Task goal: Write every entry out again exactly, please, and skip the pictures.

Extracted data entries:
= = =

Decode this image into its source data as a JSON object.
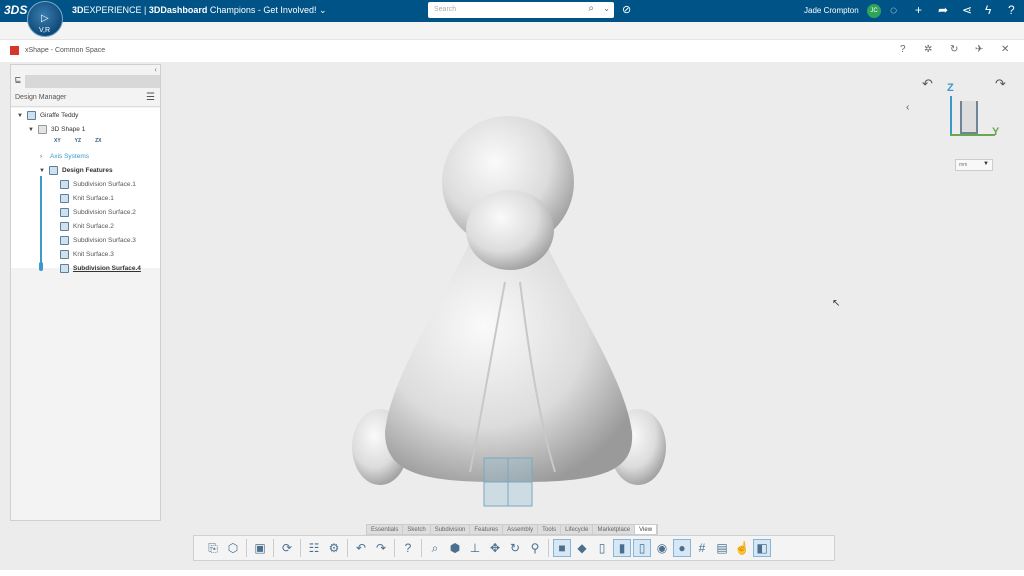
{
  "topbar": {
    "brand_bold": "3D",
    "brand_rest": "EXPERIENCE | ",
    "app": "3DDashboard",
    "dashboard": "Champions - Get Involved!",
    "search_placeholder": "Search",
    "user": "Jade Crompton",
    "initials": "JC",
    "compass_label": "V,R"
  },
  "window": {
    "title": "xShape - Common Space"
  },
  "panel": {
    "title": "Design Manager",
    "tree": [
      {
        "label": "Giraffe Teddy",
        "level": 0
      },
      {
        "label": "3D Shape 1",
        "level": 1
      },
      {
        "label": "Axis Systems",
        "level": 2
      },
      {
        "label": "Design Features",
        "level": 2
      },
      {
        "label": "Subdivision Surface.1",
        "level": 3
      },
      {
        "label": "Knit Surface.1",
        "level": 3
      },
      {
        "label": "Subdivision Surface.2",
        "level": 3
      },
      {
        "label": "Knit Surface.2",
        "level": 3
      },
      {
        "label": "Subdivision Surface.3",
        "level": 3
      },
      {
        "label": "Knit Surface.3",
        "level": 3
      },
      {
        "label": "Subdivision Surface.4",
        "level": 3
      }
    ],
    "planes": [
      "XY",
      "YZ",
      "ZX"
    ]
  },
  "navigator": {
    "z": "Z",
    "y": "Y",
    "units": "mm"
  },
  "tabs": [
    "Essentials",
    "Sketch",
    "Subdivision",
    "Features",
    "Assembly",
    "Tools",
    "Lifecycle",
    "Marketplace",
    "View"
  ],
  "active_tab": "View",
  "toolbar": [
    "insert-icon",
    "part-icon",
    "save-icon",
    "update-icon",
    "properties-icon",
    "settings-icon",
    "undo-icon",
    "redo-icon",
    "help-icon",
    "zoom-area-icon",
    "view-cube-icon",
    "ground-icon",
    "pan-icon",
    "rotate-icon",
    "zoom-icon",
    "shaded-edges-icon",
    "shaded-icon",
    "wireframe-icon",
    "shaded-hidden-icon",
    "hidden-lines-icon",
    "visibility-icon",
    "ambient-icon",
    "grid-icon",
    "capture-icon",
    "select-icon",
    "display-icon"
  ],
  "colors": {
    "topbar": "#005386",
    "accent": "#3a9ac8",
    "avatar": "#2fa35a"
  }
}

= = =

Solution:
Decode this image into its source data as a JSON object.
{
  "topbar": {
    "brand_bold": "3D",
    "brand_rest": "EXPERIENCE | ",
    "app": "3DDashboard",
    "dashboard": "Champions - Get Involved!",
    "search_placeholder": "Search",
    "user": "Jade Crompton",
    "initials": "JC",
    "compass_label": "V,R"
  },
  "window": {
    "title": "xShape - Common Space"
  },
  "panel": {
    "title": "Design Manager",
    "tree": [
      {
        "label": "Giraffe Teddy",
        "level": 0
      },
      {
        "label": "3D Shape 1",
        "level": 1
      },
      {
        "label": "Axis Systems",
        "level": 2
      },
      {
        "label": "Design Features",
        "level": 2
      },
      {
        "label": "Subdivision Surface.1",
        "level": 3
      },
      {
        "label": "Knit Surface.1",
        "level": 3
      },
      {
        "label": "Subdivision Surface.2",
        "level": 3
      },
      {
        "label": "Knit Surface.2",
        "level": 3
      },
      {
        "label": "Subdivision Surface.3",
        "level": 3
      },
      {
        "label": "Knit Surface.3",
        "level": 3
      },
      {
        "label": "Subdivision Surface.4",
        "level": 3
      }
    ],
    "planes": [
      "XY",
      "YZ",
      "ZX"
    ]
  },
  "navigator": {
    "z": "Z",
    "y": "Y",
    "units": "mm"
  },
  "tabs": [
    "Essentials",
    "Sketch",
    "Subdivision",
    "Features",
    "Assembly",
    "Tools",
    "Lifecycle",
    "Marketplace",
    "View"
  ],
  "active_tab": "View",
  "toolbar": [
    "insert-icon",
    "part-icon",
    "save-icon",
    "update-icon",
    "properties-icon",
    "settings-icon",
    "undo-icon",
    "redo-icon",
    "help-icon",
    "zoom-area-icon",
    "view-cube-icon",
    "ground-icon",
    "pan-icon",
    "rotate-icon",
    "zoom-icon",
    "shaded-edges-icon",
    "shaded-icon",
    "wireframe-icon",
    "shaded-hidden-icon",
    "hidden-lines-icon",
    "visibility-icon",
    "ambient-icon",
    "grid-icon",
    "capture-icon",
    "select-icon",
    "display-icon"
  ],
  "colors": {
    "topbar": "#005386",
    "accent": "#3a9ac8",
    "avatar": "#2fa35a"
  }
}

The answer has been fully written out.